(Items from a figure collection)
————

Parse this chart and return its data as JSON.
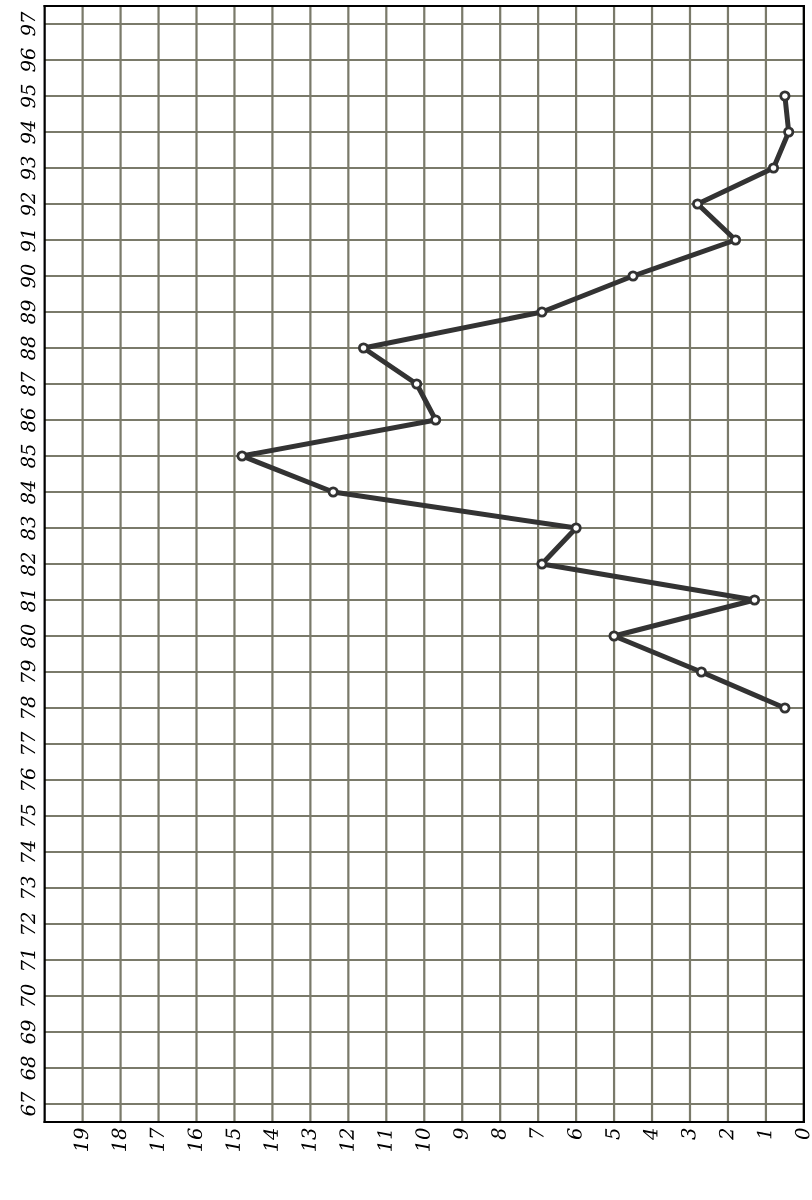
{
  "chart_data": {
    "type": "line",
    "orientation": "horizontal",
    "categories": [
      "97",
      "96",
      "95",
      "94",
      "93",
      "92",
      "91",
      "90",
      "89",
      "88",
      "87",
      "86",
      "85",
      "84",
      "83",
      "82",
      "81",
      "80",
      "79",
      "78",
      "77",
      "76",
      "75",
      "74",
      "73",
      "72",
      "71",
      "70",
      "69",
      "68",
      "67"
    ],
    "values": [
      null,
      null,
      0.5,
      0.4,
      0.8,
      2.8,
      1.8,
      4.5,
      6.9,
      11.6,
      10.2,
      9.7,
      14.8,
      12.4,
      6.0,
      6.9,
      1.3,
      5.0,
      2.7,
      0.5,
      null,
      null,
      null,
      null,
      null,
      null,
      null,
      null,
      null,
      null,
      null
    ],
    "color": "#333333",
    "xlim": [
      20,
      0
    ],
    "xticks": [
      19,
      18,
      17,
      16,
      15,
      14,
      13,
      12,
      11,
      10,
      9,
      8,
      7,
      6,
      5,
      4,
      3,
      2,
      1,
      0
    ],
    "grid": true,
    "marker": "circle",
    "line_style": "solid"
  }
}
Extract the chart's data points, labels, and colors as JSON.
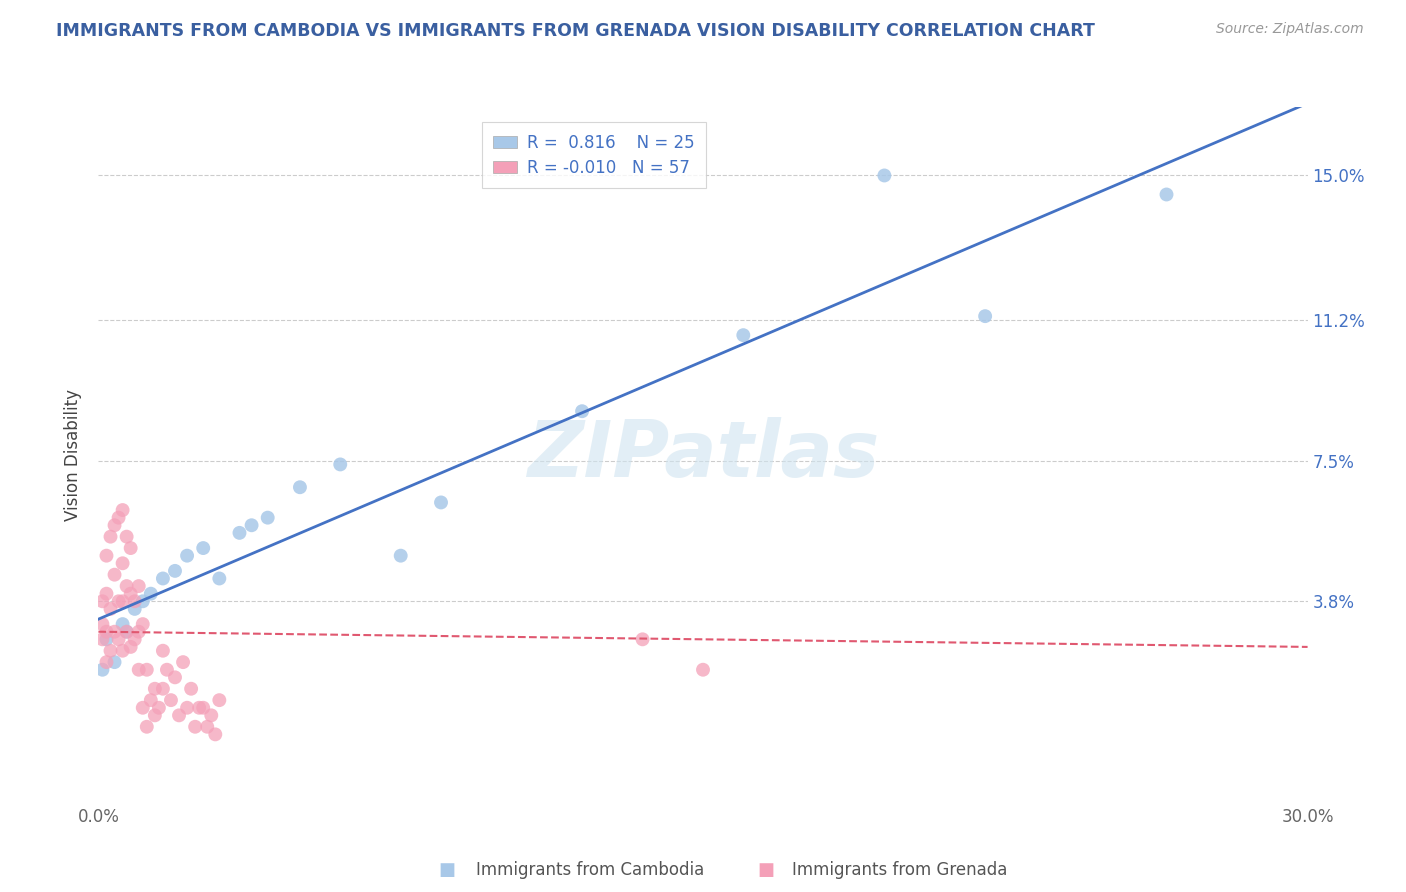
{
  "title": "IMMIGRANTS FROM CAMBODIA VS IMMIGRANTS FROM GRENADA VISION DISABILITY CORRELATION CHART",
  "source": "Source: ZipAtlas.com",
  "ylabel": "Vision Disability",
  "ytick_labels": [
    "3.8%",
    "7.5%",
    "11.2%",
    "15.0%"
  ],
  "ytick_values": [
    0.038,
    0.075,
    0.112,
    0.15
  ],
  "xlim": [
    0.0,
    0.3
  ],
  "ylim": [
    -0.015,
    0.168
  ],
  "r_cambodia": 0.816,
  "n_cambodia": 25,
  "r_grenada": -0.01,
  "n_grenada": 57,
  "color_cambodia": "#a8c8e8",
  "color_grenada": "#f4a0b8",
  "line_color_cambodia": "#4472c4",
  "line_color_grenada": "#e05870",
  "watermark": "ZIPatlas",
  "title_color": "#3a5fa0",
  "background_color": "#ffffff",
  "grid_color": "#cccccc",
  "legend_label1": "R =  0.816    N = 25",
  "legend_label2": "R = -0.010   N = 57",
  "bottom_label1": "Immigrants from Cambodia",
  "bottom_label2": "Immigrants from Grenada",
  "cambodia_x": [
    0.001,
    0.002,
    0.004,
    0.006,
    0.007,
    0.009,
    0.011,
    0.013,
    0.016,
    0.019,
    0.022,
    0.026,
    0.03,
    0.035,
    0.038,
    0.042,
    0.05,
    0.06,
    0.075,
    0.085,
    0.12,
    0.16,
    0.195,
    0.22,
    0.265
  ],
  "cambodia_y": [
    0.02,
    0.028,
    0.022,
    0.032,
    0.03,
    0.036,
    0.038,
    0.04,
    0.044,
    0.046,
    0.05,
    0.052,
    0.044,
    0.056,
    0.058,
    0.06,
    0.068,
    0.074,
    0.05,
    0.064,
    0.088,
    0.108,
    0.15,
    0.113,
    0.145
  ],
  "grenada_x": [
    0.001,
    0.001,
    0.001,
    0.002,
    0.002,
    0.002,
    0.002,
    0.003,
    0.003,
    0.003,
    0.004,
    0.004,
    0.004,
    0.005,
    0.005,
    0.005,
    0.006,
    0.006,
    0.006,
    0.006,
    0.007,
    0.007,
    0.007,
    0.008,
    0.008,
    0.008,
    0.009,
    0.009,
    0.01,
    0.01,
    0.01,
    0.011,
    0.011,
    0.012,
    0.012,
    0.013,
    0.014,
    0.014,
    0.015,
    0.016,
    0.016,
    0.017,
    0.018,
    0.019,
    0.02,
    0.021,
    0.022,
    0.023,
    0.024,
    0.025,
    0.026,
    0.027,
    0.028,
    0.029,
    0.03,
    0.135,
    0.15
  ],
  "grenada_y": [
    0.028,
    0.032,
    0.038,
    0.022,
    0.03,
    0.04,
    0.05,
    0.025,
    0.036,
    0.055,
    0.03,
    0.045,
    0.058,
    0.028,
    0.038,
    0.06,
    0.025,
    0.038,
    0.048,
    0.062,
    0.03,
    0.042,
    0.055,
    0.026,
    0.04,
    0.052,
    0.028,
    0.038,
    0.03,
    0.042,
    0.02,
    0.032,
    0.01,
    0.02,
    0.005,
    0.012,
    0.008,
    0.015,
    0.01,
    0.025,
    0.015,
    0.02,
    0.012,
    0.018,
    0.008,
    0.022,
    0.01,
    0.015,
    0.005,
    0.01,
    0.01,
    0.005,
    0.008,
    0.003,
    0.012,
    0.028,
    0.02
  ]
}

————

SET EXERCISE — Tally up the lines in the records that contain the word "JSON" and give only the total.

ANSWER IN FULL — 2